* Prompt: Begin with the line that contains "Transcribe the text in this document." and transcribe each line after it, up to and including the last line of the listing below.

* Extracted records:
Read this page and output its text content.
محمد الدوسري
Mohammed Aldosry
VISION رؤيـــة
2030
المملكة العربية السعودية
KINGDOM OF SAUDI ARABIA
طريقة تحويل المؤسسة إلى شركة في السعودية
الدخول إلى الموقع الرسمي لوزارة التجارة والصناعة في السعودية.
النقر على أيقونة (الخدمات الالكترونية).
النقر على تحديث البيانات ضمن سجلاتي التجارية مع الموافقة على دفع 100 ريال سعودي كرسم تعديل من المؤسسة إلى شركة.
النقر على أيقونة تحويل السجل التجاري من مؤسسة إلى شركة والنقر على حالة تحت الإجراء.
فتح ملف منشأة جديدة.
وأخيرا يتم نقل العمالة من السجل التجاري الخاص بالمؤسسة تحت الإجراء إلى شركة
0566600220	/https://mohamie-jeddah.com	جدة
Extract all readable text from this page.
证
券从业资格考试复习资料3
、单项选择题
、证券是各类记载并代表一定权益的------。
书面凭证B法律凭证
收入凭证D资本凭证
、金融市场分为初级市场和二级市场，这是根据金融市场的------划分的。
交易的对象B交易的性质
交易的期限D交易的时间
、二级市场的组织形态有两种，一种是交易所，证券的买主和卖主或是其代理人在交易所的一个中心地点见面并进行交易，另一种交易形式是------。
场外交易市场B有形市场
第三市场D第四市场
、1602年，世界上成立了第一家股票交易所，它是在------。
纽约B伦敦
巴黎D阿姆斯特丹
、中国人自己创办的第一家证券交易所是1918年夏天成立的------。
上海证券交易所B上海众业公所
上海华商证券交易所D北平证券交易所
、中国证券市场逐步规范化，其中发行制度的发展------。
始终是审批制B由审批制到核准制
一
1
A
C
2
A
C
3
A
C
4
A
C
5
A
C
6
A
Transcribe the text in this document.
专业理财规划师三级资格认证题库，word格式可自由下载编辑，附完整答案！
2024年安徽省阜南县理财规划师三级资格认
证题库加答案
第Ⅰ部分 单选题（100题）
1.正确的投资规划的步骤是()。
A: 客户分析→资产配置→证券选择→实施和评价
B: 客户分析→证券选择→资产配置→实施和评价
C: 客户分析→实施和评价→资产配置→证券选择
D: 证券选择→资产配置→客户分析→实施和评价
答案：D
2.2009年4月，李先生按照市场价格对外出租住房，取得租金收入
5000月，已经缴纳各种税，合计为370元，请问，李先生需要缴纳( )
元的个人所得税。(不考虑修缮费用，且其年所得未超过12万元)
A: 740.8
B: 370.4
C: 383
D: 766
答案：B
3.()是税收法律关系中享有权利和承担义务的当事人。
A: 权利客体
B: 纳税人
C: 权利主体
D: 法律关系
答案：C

* Response to the exercise:
Transcribe the text in this document.
专业理财规划师三级资格认证题库，word格式可自由下载编辑，附完整答案！
2024年安徽省阜南县理财规划师三级资格认
证题库加答案
第Ⅰ部分 单选题（100题）
1.正确的投资规划的步骤是()。
A: 客户分析→资产配置→证券选择→实施和评价
B: 客户分析→证券选择→资产配置→实施和评价
C: 客户分析→实施和评价→资产配置→证券选择
D: 证券选择→资产配置→客户分析→实施和评价
答案：D
2.2009年4月，李先生按照市场价格对外出租住房，取得租金收入
5000月，已经缴纳各种税，合计为370元，请问，李先生需要缴纳( )
元的个人所得税。(不考虑修缮费用，且其年所得未超过12万元)
A: 740.8
B: 370.4
C: 383
D: 766
答案：B
3.()是税收法律关系中享有权利和承担义务的当事人。
A: 权利客体
B: 纳税人
C: 权利主体
D: 法律关系
答案：C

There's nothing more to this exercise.